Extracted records
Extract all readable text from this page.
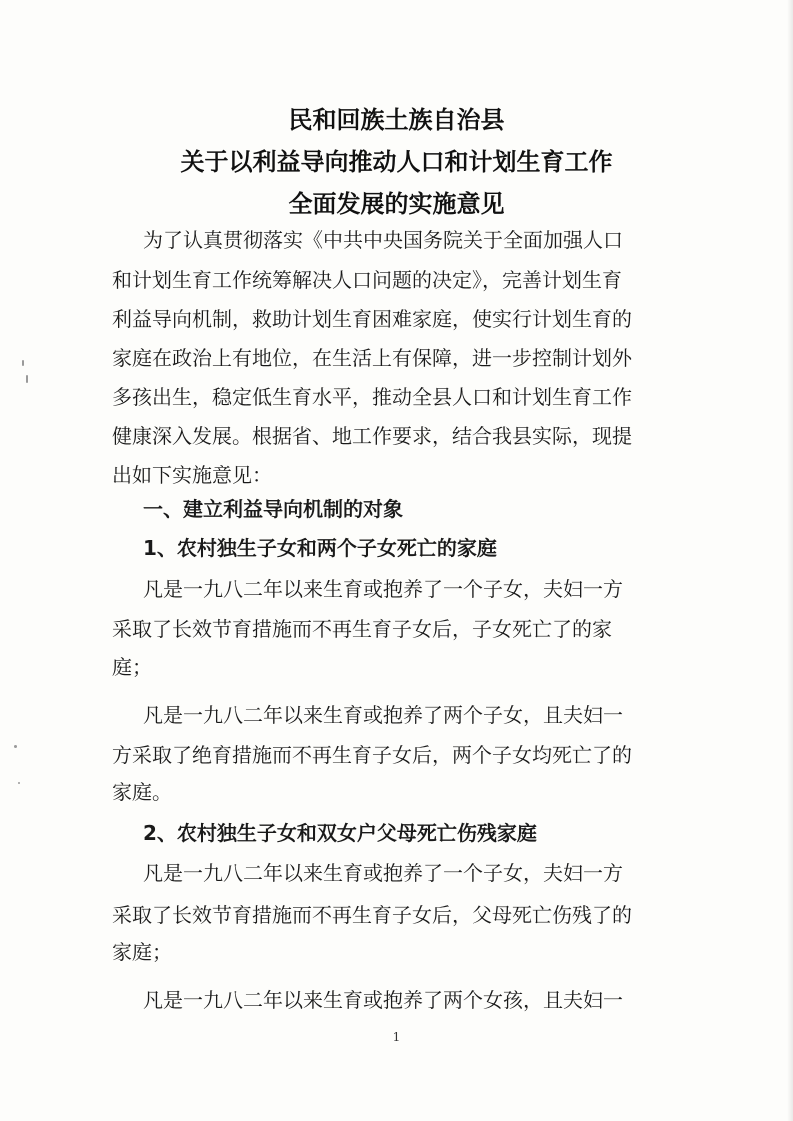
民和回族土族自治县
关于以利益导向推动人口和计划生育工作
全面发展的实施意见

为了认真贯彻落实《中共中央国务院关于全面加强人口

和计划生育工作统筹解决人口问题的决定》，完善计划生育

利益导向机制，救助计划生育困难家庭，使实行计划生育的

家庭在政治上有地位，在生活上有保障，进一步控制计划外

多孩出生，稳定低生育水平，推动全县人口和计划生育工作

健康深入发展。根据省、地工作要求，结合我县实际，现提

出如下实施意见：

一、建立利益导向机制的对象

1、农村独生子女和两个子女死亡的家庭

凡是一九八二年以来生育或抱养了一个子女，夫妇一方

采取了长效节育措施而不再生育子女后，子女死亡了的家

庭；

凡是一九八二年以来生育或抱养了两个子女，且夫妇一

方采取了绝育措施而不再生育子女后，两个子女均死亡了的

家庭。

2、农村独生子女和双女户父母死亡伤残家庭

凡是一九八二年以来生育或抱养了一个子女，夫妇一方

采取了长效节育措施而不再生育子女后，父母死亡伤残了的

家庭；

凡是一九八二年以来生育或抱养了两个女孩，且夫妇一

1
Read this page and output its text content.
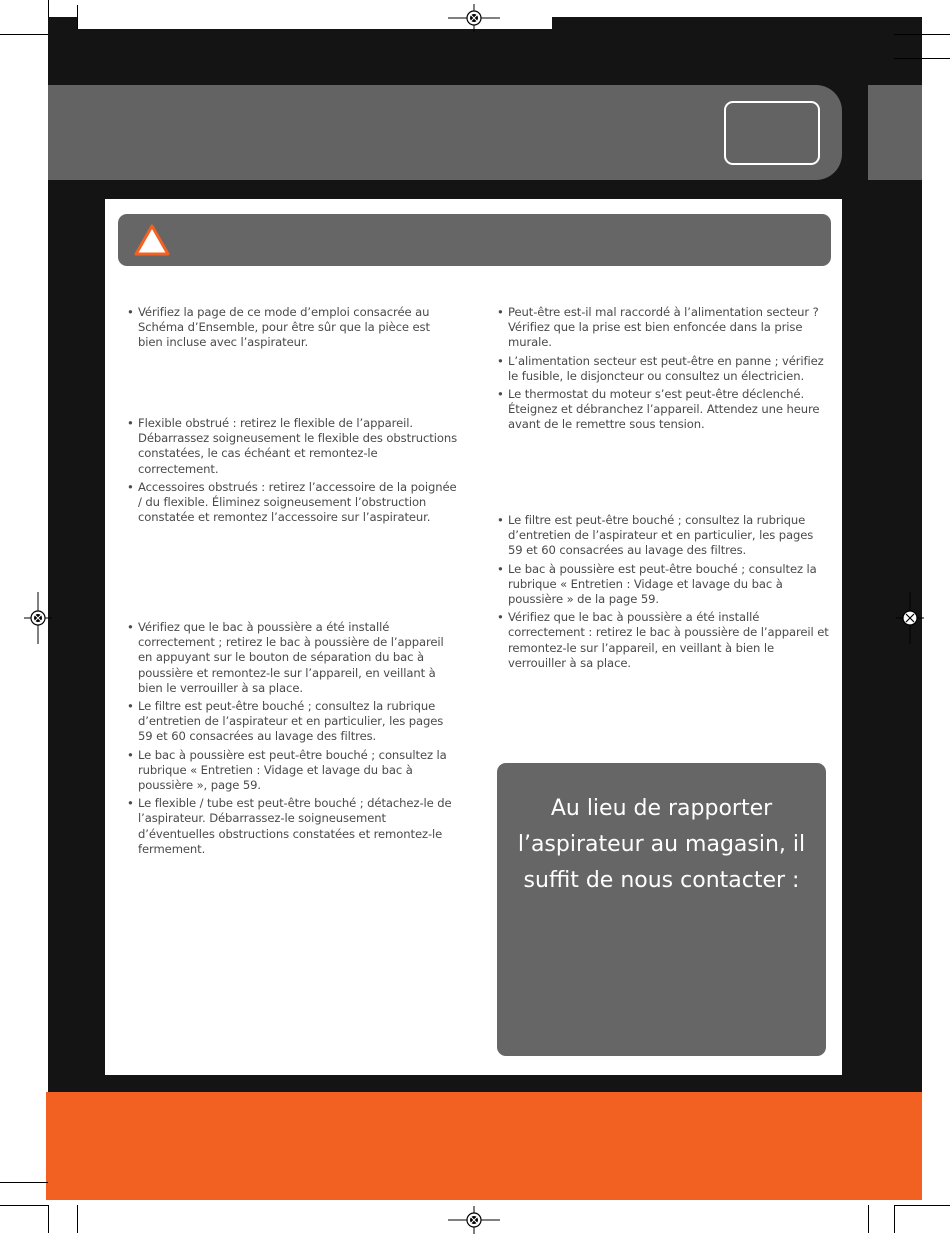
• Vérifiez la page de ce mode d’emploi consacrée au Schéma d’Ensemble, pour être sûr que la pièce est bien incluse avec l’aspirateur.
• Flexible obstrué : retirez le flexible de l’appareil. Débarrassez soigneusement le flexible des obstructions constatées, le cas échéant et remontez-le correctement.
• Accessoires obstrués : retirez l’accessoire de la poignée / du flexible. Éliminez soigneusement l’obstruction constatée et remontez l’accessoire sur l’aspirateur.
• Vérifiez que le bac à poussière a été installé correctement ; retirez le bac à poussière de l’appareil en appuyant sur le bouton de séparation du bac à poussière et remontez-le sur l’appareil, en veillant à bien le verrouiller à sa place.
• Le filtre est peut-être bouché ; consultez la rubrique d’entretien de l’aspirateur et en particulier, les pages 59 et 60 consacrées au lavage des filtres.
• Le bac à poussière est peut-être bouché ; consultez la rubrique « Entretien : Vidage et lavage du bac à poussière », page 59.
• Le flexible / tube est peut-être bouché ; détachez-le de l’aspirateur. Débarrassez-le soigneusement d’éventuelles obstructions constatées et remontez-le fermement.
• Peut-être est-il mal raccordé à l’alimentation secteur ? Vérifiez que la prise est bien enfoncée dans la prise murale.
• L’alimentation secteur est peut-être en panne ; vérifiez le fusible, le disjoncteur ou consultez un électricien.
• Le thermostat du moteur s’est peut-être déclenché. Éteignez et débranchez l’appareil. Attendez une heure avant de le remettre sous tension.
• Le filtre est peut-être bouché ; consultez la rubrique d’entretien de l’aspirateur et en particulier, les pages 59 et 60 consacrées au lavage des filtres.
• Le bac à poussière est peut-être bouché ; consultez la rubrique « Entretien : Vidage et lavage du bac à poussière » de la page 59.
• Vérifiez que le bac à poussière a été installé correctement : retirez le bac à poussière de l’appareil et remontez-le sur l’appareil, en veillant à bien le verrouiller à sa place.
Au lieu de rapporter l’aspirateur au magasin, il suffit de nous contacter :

* [REQUIREMENTS] Select and copy each line from the data that includes the word "secteur".

* [EXERCISE RESULT]
• Peut-être est-il mal raccordé à l’alimentation secteur ? Vérifiez que la prise est bien enfoncée dans la prise murale.
• L’alimentation secteur est peut-être en panne ; vérifiez le fusible, le disjoncteur ou consultez un électricien.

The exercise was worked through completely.